[Start of Data section]
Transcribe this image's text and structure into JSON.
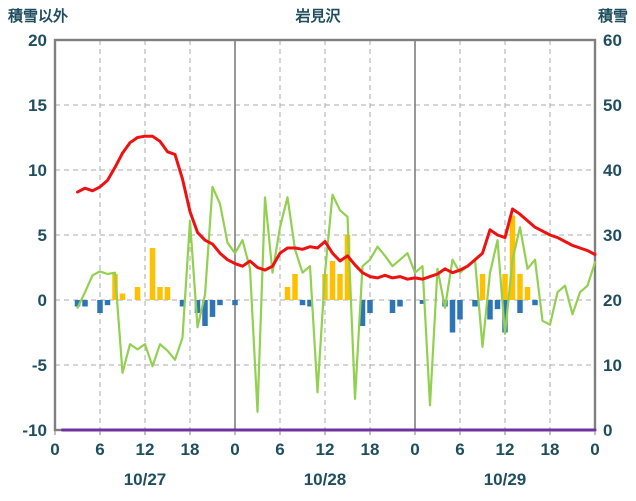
{
  "chart_data": {
    "type": "line",
    "title": "岩見沢",
    "left_axis": {
      "title": "積雪以外",
      "min": -10,
      "max": 20,
      "ticks": [
        20,
        15,
        10,
        5,
        0,
        -5,
        -10
      ]
    },
    "right_axis": {
      "title": "積雪",
      "min": 0,
      "max": 60,
      "ticks": [
        60,
        50,
        40,
        30,
        20,
        10,
        0
      ]
    },
    "x_axis": {
      "hours_total": 72,
      "tick_interval": 6,
      "tick_labels": [
        "0",
        "6",
        "12",
        "18",
        "0",
        "6",
        "12",
        "18",
        "0",
        "6",
        "12",
        "18",
        "0"
      ],
      "day_labels": [
        "10/27",
        "10/28",
        "10/29"
      ],
      "day_label_hours": [
        12,
        36,
        60
      ]
    },
    "style": {
      "axis_text_color": "#1F4E5F",
      "grid_color": "#ABABAB",
      "day_line_color": "#7F7F7F",
      "border_color": "#7F7F7F",
      "background": "#FFFFFF"
    },
    "series": [
      {
        "name": "precipitation-bars",
        "type": "bar",
        "axis": "left",
        "color": "#FFC000",
        "points": [
          [
            8,
            2
          ],
          [
            9,
            0.5
          ],
          [
            11,
            1
          ],
          [
            13,
            4
          ],
          [
            14,
            1
          ],
          [
            15,
            1
          ],
          [
            31,
            1
          ],
          [
            32,
            2
          ],
          [
            36,
            2
          ],
          [
            37,
            3
          ],
          [
            38,
            2
          ],
          [
            39,
            5
          ],
          [
            57,
            2
          ],
          [
            60,
            2
          ],
          [
            61,
            6.5
          ],
          [
            62,
            2
          ],
          [
            63,
            1
          ]
        ]
      },
      {
        "name": "negative-blue-bars",
        "type": "bar",
        "axis": "left",
        "color": "#2E75B6",
        "points": [
          [
            3,
            -0.5
          ],
          [
            4,
            -0.5
          ],
          [
            6,
            -1
          ],
          [
            7,
            -0.4
          ],
          [
            17,
            -0.5
          ],
          [
            19,
            -1
          ],
          [
            20,
            -2
          ],
          [
            21,
            -1.3
          ],
          [
            22,
            -0.4
          ],
          [
            24,
            -0.4
          ],
          [
            33,
            -0.4
          ],
          [
            34,
            -0.5
          ],
          [
            41,
            -2
          ],
          [
            42,
            -1
          ],
          [
            45,
            -1
          ],
          [
            46,
            -0.5
          ],
          [
            49,
            -0.3
          ],
          [
            52,
            -0.5
          ],
          [
            53,
            -2.5
          ],
          [
            54,
            -1.5
          ],
          [
            56,
            -0.5
          ],
          [
            58,
            -1.5
          ],
          [
            59,
            -0.7
          ],
          [
            60,
            -2.5
          ],
          [
            62,
            -1
          ],
          [
            64,
            -0.4
          ]
        ]
      },
      {
        "name": "green-line",
        "type": "line",
        "axis": "left",
        "color": "#92D050",
        "width": 2.2,
        "points": [
          [
            3,
            -0.6
          ],
          [
            4,
            0.6
          ],
          [
            5,
            1.9
          ],
          [
            6,
            2.2
          ],
          [
            7,
            2.0
          ],
          [
            8,
            2.1
          ],
          [
            9,
            -5.6
          ],
          [
            10,
            -3.4
          ],
          [
            11,
            -3.8
          ],
          [
            12,
            -3.4
          ],
          [
            13,
            -5.1
          ],
          [
            14,
            -3.4
          ],
          [
            15,
            -3.9
          ],
          [
            16,
            -4.6
          ],
          [
            17,
            -2.9
          ],
          [
            18,
            6.1
          ],
          [
            19,
            -2.1
          ],
          [
            20,
            0.4
          ],
          [
            21,
            8.7
          ],
          [
            22,
            7.4
          ],
          [
            23,
            4.4
          ],
          [
            24,
            3.6
          ],
          [
            25,
            4.6
          ],
          [
            26,
            2.4
          ],
          [
            27,
            -8.6
          ],
          [
            28,
            7.9
          ],
          [
            29,
            2.1
          ],
          [
            30,
            5.6
          ],
          [
            31,
            7.9
          ],
          [
            32,
            3.9
          ],
          [
            33,
            2.1
          ],
          [
            34,
            2.6
          ],
          [
            35,
            -7.1
          ],
          [
            36,
            2.1
          ],
          [
            37,
            8.1
          ],
          [
            38,
            6.9
          ],
          [
            39,
            6.4
          ],
          [
            40,
            -7.6
          ],
          [
            41,
            2.6
          ],
          [
            42,
            3.1
          ],
          [
            43,
            4.1
          ],
          [
            44,
            3.4
          ],
          [
            45,
            2.6
          ],
          [
            46,
            3.1
          ],
          [
            47,
            3.6
          ],
          [
            48,
            2.1
          ],
          [
            49,
            2.6
          ],
          [
            50,
            -8.1
          ],
          [
            51,
            2.4
          ],
          [
            52,
            -0.6
          ],
          [
            53,
            3.1
          ],
          [
            54,
            2.1
          ],
          [
            55,
            2.6
          ],
          [
            56,
            3.1
          ],
          [
            57,
            -3.6
          ],
          [
            58,
            2.1
          ],
          [
            59,
            4.6
          ],
          [
            60,
            -2.6
          ],
          [
            61,
            3.1
          ],
          [
            62,
            5.6
          ],
          [
            63,
            2.4
          ],
          [
            64,
            3.1
          ],
          [
            65,
            -1.6
          ],
          [
            66,
            -1.9
          ],
          [
            67,
            0.6
          ],
          [
            68,
            1.1
          ],
          [
            69,
            -1.1
          ],
          [
            70,
            0.6
          ],
          [
            71,
            1.1
          ],
          [
            72,
            2.9
          ]
        ]
      },
      {
        "name": "red-temperature-line",
        "type": "line",
        "axis": "left",
        "color": "#EE1111",
        "width": 3,
        "points": [
          [
            3,
            8.3
          ],
          [
            4,
            8.6
          ],
          [
            5,
            8.4
          ],
          [
            6,
            8.7
          ],
          [
            7,
            9.2
          ],
          [
            8,
            10.2
          ],
          [
            9,
            11.3
          ],
          [
            10,
            12.1
          ],
          [
            11,
            12.5
          ],
          [
            12,
            12.6
          ],
          [
            13,
            12.6
          ],
          [
            14,
            12.2
          ],
          [
            15,
            11.4
          ],
          [
            16,
            11.2
          ],
          [
            17,
            9.3
          ],
          [
            18,
            6.8
          ],
          [
            19,
            5.2
          ],
          [
            20,
            4.6
          ],
          [
            21,
            4.3
          ],
          [
            22,
            3.6
          ],
          [
            23,
            3.1
          ],
          [
            24,
            2.8
          ],
          [
            25,
            2.6
          ],
          [
            26,
            3.0
          ],
          [
            27,
            2.5
          ],
          [
            28,
            2.3
          ],
          [
            29,
            2.6
          ],
          [
            30,
            3.6
          ],
          [
            31,
            4.0
          ],
          [
            32,
            4.0
          ],
          [
            33,
            3.9
          ],
          [
            34,
            4.1
          ],
          [
            35,
            4.0
          ],
          [
            36,
            4.5
          ],
          [
            37,
            3.6
          ],
          [
            38,
            3.0
          ],
          [
            39,
            3.4
          ],
          [
            40,
            2.7
          ],
          [
            41,
            2.1
          ],
          [
            42,
            1.8
          ],
          [
            43,
            1.7
          ],
          [
            44,
            1.9
          ],
          [
            45,
            1.7
          ],
          [
            46,
            1.8
          ],
          [
            47,
            1.6
          ],
          [
            48,
            1.7
          ],
          [
            49,
            1.6
          ],
          [
            50,
            1.8
          ],
          [
            51,
            2.0
          ],
          [
            52,
            2.4
          ],
          [
            53,
            2.1
          ],
          [
            54,
            2.3
          ],
          [
            55,
            2.6
          ],
          [
            56,
            3.1
          ],
          [
            57,
            3.6
          ],
          [
            58,
            5.4
          ],
          [
            59,
            5.0
          ],
          [
            60,
            4.8
          ],
          [
            61,
            7.0
          ],
          [
            62,
            6.6
          ],
          [
            63,
            6.1
          ],
          [
            64,
            5.6
          ],
          [
            65,
            5.3
          ],
          [
            66,
            5.0
          ],
          [
            67,
            4.8
          ],
          [
            68,
            4.5
          ],
          [
            69,
            4.2
          ],
          [
            70,
            4.0
          ],
          [
            71,
            3.8
          ],
          [
            72,
            3.5
          ]
        ]
      },
      {
        "name": "purple-snow-depth-line",
        "type": "line",
        "axis": "right",
        "color": "#7030A0",
        "width": 3,
        "points": [
          [
            1,
            0
          ],
          [
            72,
            0
          ]
        ]
      }
    ]
  }
}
[End of Data section]
Return all lines containing "name".

__Written answer__
        "name": "precipitation-bars",
        "name": "negative-blue-bars",
        "name": "green-line",
        "name": "red-temperature-line",
        "name": "purple-snow-depth-line",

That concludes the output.